- **STUDY TEXT**

○ ○ ○ ○ ○

Social media giant Facebook has launched a new search engine
for content uploaded by its users.According to Mark Zuckerberg,
Facebook now has three pillars, namely Newsfeed, Timeline and now Graph Search.
Zuckerberg
pointed this out that. It’s not going to give your best possible results and
links like a regular web search. Instead Graph search will look at phrases that
you type and give you results based on what your friends have shared.
The
search improvements involve the ability to ask questions in regular English,
such as "which of my friends live in New York?" The search is now
intelligent enough to rank your friends based on how much interaction you've
had — so that closer friends will appear higher up the results list. It can
also search based on stories or photos you've liked. Photos can also be ranked
by which have the most Likes, based on the people most important to you in your
Friends list.

○ ○ ○ ○ ○

- **EXTRACTED ENTRIES**
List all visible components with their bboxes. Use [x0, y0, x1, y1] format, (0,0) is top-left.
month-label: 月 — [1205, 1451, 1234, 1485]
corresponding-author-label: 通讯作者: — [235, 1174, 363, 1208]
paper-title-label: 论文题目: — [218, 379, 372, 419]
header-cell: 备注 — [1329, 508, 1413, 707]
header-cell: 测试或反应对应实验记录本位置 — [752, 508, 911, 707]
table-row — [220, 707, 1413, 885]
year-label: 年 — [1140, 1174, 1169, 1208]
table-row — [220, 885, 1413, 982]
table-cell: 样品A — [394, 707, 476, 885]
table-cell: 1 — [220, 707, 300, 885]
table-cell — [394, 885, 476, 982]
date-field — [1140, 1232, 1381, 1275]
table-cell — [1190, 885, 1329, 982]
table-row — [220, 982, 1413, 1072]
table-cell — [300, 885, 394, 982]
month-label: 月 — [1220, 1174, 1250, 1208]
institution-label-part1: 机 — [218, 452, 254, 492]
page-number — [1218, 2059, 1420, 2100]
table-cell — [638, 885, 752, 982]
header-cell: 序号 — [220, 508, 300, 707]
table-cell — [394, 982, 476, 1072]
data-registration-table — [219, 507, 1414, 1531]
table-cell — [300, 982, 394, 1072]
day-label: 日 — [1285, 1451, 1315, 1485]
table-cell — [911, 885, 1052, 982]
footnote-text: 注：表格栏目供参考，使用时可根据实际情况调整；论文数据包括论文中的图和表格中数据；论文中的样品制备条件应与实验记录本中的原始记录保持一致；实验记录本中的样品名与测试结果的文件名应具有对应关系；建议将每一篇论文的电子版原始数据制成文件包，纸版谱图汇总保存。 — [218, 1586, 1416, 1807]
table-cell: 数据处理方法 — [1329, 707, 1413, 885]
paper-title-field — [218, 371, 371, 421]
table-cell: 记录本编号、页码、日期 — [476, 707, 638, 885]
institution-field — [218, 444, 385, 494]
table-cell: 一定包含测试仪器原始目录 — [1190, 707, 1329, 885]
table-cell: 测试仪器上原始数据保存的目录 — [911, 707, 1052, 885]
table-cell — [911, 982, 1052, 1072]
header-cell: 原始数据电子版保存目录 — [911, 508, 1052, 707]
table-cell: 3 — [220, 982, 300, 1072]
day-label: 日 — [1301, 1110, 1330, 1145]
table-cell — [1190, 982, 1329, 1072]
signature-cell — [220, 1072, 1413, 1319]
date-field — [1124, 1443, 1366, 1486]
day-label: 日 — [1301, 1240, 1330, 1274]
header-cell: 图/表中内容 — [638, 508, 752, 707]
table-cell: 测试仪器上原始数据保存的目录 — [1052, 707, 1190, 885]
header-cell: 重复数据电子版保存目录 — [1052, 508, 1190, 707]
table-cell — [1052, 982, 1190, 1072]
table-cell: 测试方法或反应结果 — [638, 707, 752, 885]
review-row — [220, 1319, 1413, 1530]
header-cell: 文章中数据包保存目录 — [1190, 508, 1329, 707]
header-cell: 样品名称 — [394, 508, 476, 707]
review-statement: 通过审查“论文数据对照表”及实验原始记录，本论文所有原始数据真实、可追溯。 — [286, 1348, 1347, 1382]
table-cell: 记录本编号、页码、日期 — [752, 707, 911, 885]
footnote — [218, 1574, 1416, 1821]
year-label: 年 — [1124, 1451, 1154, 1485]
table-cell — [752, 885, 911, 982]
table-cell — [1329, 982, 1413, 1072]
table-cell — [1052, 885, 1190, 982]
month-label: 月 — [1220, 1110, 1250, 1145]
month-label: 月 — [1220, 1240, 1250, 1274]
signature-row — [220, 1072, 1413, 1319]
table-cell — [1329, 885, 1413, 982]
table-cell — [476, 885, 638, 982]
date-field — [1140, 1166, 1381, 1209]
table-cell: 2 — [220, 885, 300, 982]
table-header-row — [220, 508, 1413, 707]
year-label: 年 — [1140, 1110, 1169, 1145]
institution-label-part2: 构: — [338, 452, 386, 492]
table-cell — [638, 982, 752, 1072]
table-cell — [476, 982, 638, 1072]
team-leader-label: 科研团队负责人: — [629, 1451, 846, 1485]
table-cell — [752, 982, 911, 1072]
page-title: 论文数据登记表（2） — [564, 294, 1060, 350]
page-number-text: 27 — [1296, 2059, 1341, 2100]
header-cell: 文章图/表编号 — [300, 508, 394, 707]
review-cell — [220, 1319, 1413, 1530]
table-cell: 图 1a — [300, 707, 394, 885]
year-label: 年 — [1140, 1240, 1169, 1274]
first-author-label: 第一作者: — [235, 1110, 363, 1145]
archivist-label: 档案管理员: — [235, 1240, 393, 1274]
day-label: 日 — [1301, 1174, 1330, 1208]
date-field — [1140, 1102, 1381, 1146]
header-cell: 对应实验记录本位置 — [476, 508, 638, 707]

○ ○ ○ ○ ○

- **STUDY QUESTIONS**
A. What three pillars does Facebook now have, according to the Graph Search text?
B. Repeat word for word the part of the Graph Search text between "Social media giant" and "friends have shared.", inclusive.

- **EXERCISE RESULTS**
A. Newsfeed, Timeline and Graph Search.

B.
Social media giant Facebook has launched a new search engine
for content uploaded by its users.According to Mark Zuckerberg,
Facebook now has three pillars, namely Newsfeed, Timeline and now Graph Search.
Zuckerberg
pointed this out that. It’s not going to give your best possible results and
links like a regular web search. Instead Graph search will look at phrases that
you type and give you results based on what your friends have shared.